** start **

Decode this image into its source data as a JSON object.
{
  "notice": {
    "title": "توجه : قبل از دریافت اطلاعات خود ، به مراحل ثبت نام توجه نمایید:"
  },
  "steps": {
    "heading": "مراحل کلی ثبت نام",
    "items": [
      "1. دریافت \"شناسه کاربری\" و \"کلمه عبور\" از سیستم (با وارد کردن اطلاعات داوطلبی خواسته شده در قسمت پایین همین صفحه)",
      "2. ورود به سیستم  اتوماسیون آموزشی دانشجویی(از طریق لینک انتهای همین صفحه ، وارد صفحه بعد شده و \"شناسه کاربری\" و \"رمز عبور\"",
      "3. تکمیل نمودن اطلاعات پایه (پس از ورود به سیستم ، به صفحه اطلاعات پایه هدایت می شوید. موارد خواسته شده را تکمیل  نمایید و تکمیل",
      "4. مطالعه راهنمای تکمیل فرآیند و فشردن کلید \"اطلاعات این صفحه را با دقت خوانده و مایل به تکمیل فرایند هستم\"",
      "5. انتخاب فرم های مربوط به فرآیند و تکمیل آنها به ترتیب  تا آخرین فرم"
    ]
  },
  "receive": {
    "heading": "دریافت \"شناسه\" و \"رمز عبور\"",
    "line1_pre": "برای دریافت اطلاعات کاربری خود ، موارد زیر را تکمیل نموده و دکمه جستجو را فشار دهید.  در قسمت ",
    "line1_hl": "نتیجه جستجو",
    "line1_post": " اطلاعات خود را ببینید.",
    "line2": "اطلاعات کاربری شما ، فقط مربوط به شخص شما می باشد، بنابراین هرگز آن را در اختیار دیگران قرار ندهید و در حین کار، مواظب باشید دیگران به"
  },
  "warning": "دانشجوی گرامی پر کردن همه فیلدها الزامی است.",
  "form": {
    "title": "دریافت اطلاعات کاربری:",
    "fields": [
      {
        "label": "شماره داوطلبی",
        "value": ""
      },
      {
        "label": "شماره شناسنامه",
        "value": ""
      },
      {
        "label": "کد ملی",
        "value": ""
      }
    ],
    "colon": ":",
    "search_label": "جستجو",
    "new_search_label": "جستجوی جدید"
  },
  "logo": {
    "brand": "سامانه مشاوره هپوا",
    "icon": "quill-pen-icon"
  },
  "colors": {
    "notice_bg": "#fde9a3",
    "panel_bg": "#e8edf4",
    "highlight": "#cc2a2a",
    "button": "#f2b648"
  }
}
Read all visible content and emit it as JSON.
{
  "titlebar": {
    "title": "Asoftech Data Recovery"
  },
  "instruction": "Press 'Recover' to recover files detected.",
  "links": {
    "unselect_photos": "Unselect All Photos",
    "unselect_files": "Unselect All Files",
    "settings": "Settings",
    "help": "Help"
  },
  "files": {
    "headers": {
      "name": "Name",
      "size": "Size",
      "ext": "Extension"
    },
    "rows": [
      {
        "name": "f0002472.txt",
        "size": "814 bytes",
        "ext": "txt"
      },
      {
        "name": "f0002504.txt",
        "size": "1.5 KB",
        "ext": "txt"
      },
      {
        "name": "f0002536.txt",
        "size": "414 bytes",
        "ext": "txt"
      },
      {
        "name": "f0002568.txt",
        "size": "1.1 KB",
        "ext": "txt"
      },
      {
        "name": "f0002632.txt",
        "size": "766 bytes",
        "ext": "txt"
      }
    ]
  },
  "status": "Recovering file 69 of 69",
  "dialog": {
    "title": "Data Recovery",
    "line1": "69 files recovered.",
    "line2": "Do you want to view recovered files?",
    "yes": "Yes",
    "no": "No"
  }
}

** end **

> THE REQUEST: Reproduce the lines of the entries above exactly, but only from the line containing "Read all visible content and emit it as JSON." through the final line.

> TASK RESULT:
Read all visible content and emit it as JSON.
{
  "titlebar": {
    "title": "Asoftech Data Recovery"
  },
  "instruction": "Press 'Recover' to recover files detected.",
  "links": {
    "unselect_photos": "Unselect All Photos",
    "unselect_files": "Unselect All Files",
    "settings": "Settings",
    "help": "Help"
  },
  "files": {
    "headers": {
      "name": "Name",
      "size": "Size",
      "ext": "Extension"
    },
    "rows": [
      {
        "name": "f0002472.txt",
        "size": "814 bytes",
        "ext": "txt"
      },
      {
        "name": "f0002504.txt",
        "size": "1.5 KB",
        "ext": "txt"
      },
      {
        "name": "f0002536.txt",
        "size": "414 bytes",
        "ext": "txt"
      },
      {
        "name": "f0002568.txt",
        "size": "1.1 KB",
        "ext": "txt"
      },
      {
        "name": "f0002632.txt",
        "size": "766 bytes",
        "ext": "txt"
      }
    ]
  },
  "status": "Recovering file 69 of 69",
  "dialog": {
    "title": "Data Recovery",
    "line1": "69 files recovered.",
    "line2": "Do you want to view recovered files?",
    "yes": "Yes",
    "no": "No"
  }
}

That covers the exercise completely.